(SUPPLIED MATERIAL)
● ● ● ● ●

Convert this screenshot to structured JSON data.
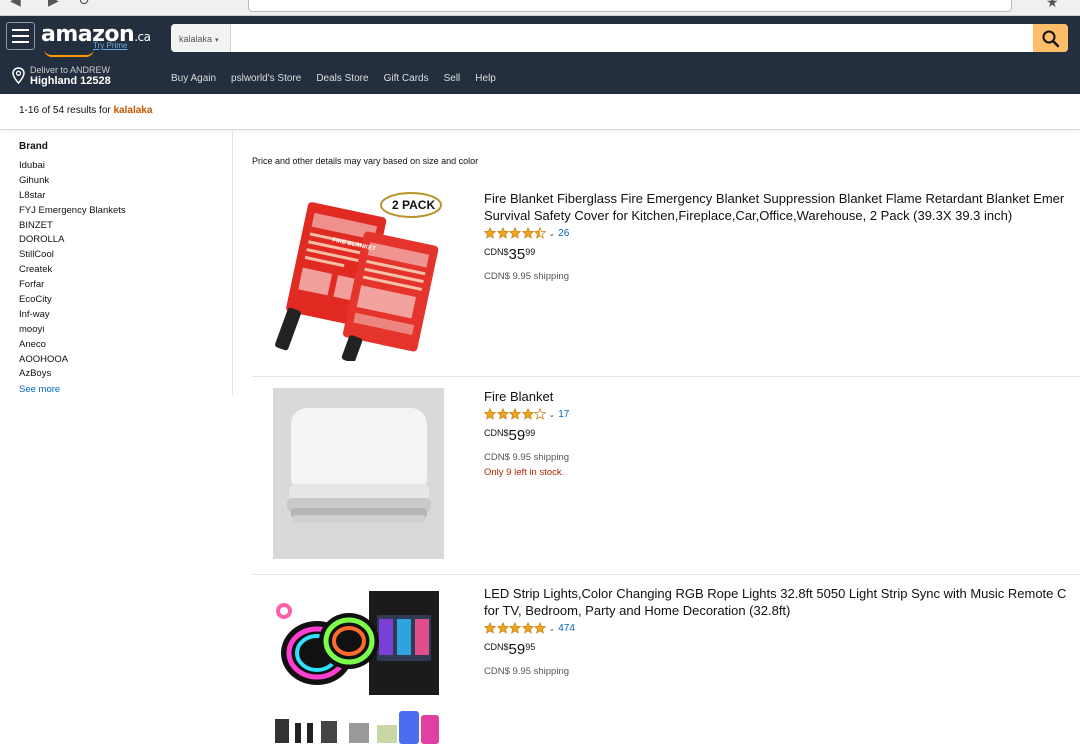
{
  "header": {
    "logo_text": "amazon",
    "logo_tld": ".ca",
    "try_prime": "Try Prime",
    "search_department": "kalalaka",
    "search_value": "",
    "deliver_line1": "Deliver to ANDREW",
    "deliver_line2": "Highland 12528",
    "nav_links": [
      "Buy Again",
      "pslworld's Store",
      "Deals Store",
      "Gift Cards",
      "Sell",
      "Help"
    ]
  },
  "results": {
    "summary": "1-16 of 54 results for ",
    "query": "kalalaka"
  },
  "sidebar": {
    "heading": "Brand",
    "brands": [
      "Idubai",
      "Gihunk",
      "L8star",
      "FYJ Emergency Blankets",
      "BINZET",
      "DOROLLA",
      "StillCool",
      "Createk",
      "Forfar",
      "EcoCity",
      "Inf-way",
      "mooyi",
      "Aneco",
      "AOOHOOA",
      "AzBoys"
    ],
    "see_more": "See more"
  },
  "main": {
    "note": "Price and other details may vary based on size and color",
    "products": [
      {
        "title_line1": "Fire Blanket Fiberglass Fire Emergency Blanket Suppression Blanket Flame Retardant Blanket Emer",
        "title_line2": "Survival Safety Cover for Kitchen,Fireplace,Car,Office,Warehouse, 2 Pack (39.3X 39.3 inch)",
        "rating": 4.5,
        "review_count": "26",
        "price_currency": "CDN$",
        "price_whole": "35",
        "price_fraction": "99",
        "shipping": "CDN$ 9.95 shipping",
        "stock": "",
        "badge": "2 PACK",
        "package_label": "FIRE BLANKET"
      },
      {
        "title_line1": "Fire Blanket",
        "title_line2": "",
        "rating": 4,
        "review_count": "17",
        "price_currency": "CDN$",
        "price_whole": "59",
        "price_fraction": "99",
        "shipping": "CDN$ 9.95 shipping",
        "stock": "Only 9 left in stock."
      },
      {
        "title_line1": "LED Strip Lights,Color Changing RGB Rope Lights 32.8ft 5050 Light Strip Sync with Music Remote C",
        "title_line2": "for TV, Bedroom, Party and Home Decoration (32.8ft)",
        "rating": 5,
        "review_count": "474",
        "price_currency": "CDN$",
        "price_whole": "59",
        "price_fraction": "95",
        "shipping": "CDN$ 9.95 shipping",
        "stock": ""
      }
    ]
  },
  "colors": {
    "header_bg": "#232f3e",
    "accent": "#febd69",
    "link": "#0066c0",
    "query": "#c45500",
    "star": "#f4a41c",
    "stock": "#b12704"
  }
}
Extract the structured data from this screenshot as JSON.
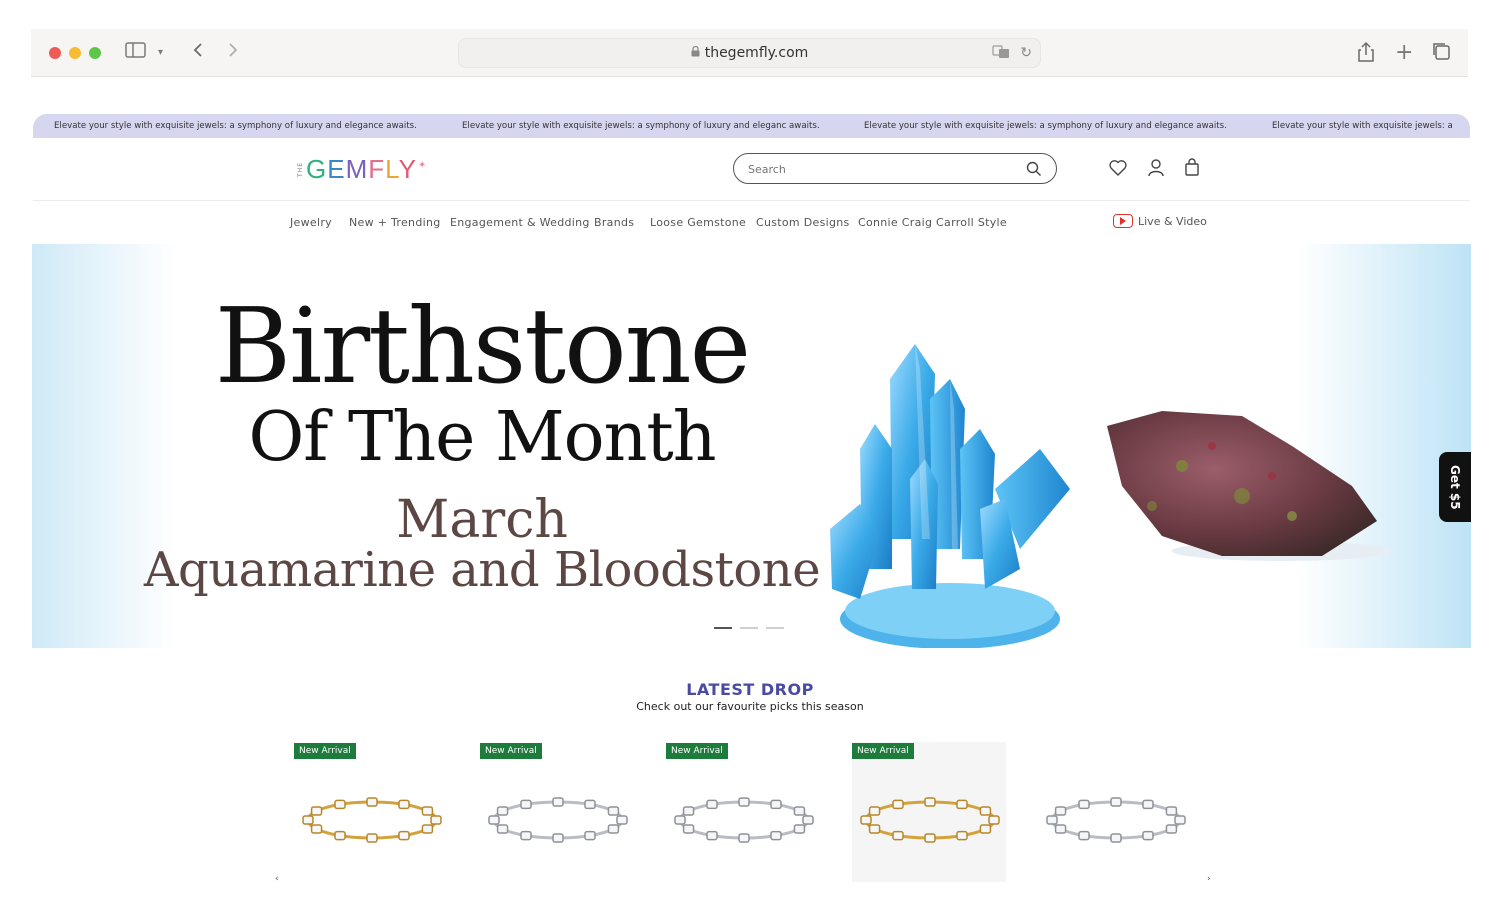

● ● ● ● ●

Give back the whole listing as it stands, minus its pictures.

Convert this screenshot to structured JSON data.
{
  "header": {
    "logo_text": "amazon",
    "logo_tld": ".ca",
    "try_prime": "Try Prime",
    "search_department": "kalalaka",
    "search_value": "",
    "deliver_line1": "Deliver to ANDREW",
    "deliver_line2": "Highland 12528",
    "nav_links": [
      "Buy Again",
      "pslworld's Store",
      "Deals Store",
      "Gift Cards",
      "Sell",
      "Help"
    ]
  },
  "results": {
    "summary": "1-16 of 54 results for ",
    "query": "kalalaka"
  },
  "sidebar": {
    "heading": "Brand",
    "brands": [
      "Idubai",
      "Gihunk",
      "L8star",
      "FYJ Emergency Blankets",
      "BINZET",
      "DOROLLA",
      "StillCool",
      "Createk",
      "Forfar",
      "EcoCity",
      "Inf-way",
      "mooyi",
      "Aneco",
      "AOOHOOA",
      "AzBoys"
    ],
    "see_more": "See more"
  },
  "main": {
    "note": "Price and other details may vary based on size and color",
    "products": [
      {
        "title_line1": "Fire Blanket Fiberglass Fire Emergency Blanket Suppression Blanket Flame Retardant Blanket Emer",
        "title_line2": "Survival Safety Cover for Kitchen,Fireplace,Car,Office,Warehouse, 2 Pack (39.3X 39.3 inch)",
        "rating": 4.5,
        "review_count": "26",
        "price_currency": "CDN$",
        "price_whole": "35",
        "price_fraction": "99",
        "shipping": "CDN$ 9.95 shipping",
        "stock": "",
        "badge": "2 PACK",
        "package_label": "FIRE BLANKET"
      },
      {
        "title_line1": "Fire Blanket",
        "title_line2": "",
        "rating": 4,
        "review_count": "17",
        "price_currency": "CDN$",
        "price_whole": "59",
        "price_fraction": "99",
        "shipping": "CDN$ 9.95 shipping",
        "stock": "Only 9 left in stock."
      },
      {
        "title_line1": "LED Strip Lights,Color Changing RGB Rope Lights 32.8ft 5050 Light Strip Sync with Music Remote C",
        "title_line2": "for TV, Bedroom, Party and Home Decoration (32.8ft)",
        "rating": 5,
        "review_count": "474",
        "price_currency": "CDN$",
        "price_whole": "59",
        "price_fraction": "95",
        "shipping": "CDN$ 9.95 shipping",
        "stock": ""
      }
    ]
  },
  "colors": {
    "header_bg": "#232f3e",
    "accent": "#febd69",
    "link": "#0066c0",
    "query": "#c45500",
    "star": "#f4a41c",
    "stock": "#b12704"
  }
}
Extract the structured data from this screenshot as JSON.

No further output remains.